▸ **Stored data entries**
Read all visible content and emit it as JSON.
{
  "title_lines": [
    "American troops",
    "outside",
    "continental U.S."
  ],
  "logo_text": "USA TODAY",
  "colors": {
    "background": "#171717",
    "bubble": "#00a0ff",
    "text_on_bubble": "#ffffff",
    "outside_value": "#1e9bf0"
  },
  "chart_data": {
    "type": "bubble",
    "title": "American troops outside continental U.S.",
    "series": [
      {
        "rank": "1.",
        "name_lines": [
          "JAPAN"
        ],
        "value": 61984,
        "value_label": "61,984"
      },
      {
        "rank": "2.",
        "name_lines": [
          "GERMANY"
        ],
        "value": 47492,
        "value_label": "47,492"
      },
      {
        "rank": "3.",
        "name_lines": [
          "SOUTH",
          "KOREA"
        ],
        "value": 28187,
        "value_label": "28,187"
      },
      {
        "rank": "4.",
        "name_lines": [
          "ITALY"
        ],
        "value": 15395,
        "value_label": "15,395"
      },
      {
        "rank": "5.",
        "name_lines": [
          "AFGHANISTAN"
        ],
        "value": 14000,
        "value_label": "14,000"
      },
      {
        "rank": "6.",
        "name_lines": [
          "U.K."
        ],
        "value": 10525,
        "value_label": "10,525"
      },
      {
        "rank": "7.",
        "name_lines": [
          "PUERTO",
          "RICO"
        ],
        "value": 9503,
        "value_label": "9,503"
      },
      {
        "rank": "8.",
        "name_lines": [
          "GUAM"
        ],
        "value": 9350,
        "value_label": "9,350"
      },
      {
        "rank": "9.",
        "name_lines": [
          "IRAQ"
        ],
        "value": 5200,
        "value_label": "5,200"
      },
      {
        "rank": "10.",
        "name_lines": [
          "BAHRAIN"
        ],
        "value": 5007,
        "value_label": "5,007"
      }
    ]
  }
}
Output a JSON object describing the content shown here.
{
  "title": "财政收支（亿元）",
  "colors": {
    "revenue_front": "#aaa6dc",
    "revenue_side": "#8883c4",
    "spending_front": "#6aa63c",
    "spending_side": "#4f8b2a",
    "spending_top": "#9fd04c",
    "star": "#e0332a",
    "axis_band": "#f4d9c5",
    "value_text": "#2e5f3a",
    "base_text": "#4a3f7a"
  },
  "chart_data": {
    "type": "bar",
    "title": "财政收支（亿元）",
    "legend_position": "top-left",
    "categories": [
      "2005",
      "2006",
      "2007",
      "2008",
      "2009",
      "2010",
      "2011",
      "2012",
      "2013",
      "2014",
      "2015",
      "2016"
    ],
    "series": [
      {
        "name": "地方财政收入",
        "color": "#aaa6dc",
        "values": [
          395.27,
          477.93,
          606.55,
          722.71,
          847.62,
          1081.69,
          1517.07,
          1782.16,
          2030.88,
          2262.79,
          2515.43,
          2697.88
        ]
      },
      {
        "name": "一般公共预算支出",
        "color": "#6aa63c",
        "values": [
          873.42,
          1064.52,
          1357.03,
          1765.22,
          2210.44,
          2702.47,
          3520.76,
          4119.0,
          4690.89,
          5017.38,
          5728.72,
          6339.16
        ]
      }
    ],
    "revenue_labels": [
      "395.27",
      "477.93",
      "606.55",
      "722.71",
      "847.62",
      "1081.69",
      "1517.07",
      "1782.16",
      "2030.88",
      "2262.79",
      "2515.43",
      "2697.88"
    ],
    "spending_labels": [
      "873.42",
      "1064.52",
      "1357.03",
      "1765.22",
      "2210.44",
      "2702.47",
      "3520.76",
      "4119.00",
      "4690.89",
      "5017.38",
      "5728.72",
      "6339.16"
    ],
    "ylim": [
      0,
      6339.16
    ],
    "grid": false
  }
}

▸ **To be done**
Return every line exactly.

▸ **Output of the exercise**
Read all visible content and emit it as JSON.
{
  "title_lines": [
    "American troops",
    "outside",
    "continental U.S."
  ],
  "logo_text": "USA TODAY",
  "colors": {
    "background": "#171717",
    "bubble": "#00a0ff",
    "text_on_bubble": "#ffffff",
    "outside_value": "#1e9bf0"
  },
  "chart_data": {
    "type": "bubble",
    "title": "American troops outside continental U.S.",
    "series": [
      {
        "rank": "1.",
        "name_lines": [
          "JAPAN"
        ],
        "value": 61984,
        "value_label": "61,984"
      },
      {
        "rank": "2.",
        "name_lines": [
          "GERMANY"
        ],
        "value": 47492,
        "value_label": "47,492"
      },
      {
        "rank": "3.",
        "name_lines": [
          "SOUTH",
          "KOREA"
        ],
        "value": 28187,
        "value_label": "28,187"
      },
      {
        "rank": "4.",
        "name_lines": [
          "ITALY"
        ],
        "value": 15395,
        "value_label": "15,395"
      },
      {
        "rank": "5.",
        "name_lines": [
          "AFGHANISTAN"
        ],
        "value": 14000,
        "value_label": "14,000"
      },
      {
        "rank": "6.",
        "name_lines": [
          "U.K."
        ],
        "value": 10525,
        "value_label": "10,525"
      },
      {
        "rank": "7.",
        "name_lines": [
          "PUERTO",
          "RICO"
        ],
        "value": 9503,
        "value_label": "9,503"
      },
      {
        "rank": "8.",
        "name_lines": [
          "GUAM"
        ],
        "value": 9350,
        "value_label": "9,350"
      },
      {
        "rank": "9.",
        "name_lines": [
          "IRAQ"
        ],
        "value": 5200,
        "value_label": "5,200"
      },
      {
        "rank": "10.",
        "name_lines": [
          "BAHRAIN"
        ],
        "value": 5007,
        "value_label": "5,007"
      }
    ]
  }
}
Output a JSON object describing the content shown here.
{
  "title": "财政收支（亿元）",
  "colors": {
    "revenue_front": "#aaa6dc",
    "revenue_side": "#8883c4",
    "spending_front": "#6aa63c",
    "spending_side": "#4f8b2a",
    "spending_top": "#9fd04c",
    "star": "#e0332a",
    "axis_band": "#f4d9c5",
    "value_text": "#2e5f3a",
    "base_text": "#4a3f7a"
  },
  "chart_data": {
    "type": "bar",
    "title": "财政收支（亿元）",
    "legend_position": "top-left",
    "categories": [
      "2005",
      "2006",
      "2007",
      "2008",
      "2009",
      "2010",
      "2011",
      "2012",
      "2013",
      "2014",
      "2015",
      "2016"
    ],
    "series": [
      {
        "name": "地方财政收入",
        "color": "#aaa6dc",
        "values": [
          395.27,
          477.93,
          606.55,
          722.71,
          847.62,
          1081.69,
          1517.07,
          1782.16,
          2030.88,
          2262.79,
          2515.43,
          2697.88
        ]
      },
      {
        "name": "一般公共预算支出",
        "color": "#6aa63c",
        "values": [
          873.42,
          1064.52,
          1357.03,
          1765.22,
          2210.44,
          2702.47,
          3520.76,
          4119.0,
          4690.89,
          5017.38,
          5728.72,
          6339.16
        ]
      }
    ],
    "revenue_labels": [
      "395.27",
      "477.93",
      "606.55",
      "722.71",
      "847.62",
      "1081.69",
      "1517.07",
      "1782.16",
      "2030.88",
      "2262.79",
      "2515.43",
      "2697.88"
    ],
    "spending_labels": [
      "873.42",
      "1064.52",
      "1357.03",
      "1765.22",
      "2210.44",
      "2702.47",
      "3520.76",
      "4119.00",
      "4690.89",
      "5017.38",
      "5728.72",
      "6339.16"
    ],
    "ylim": [
      0,
      6339.16
    ],
    "grid": false
  }
}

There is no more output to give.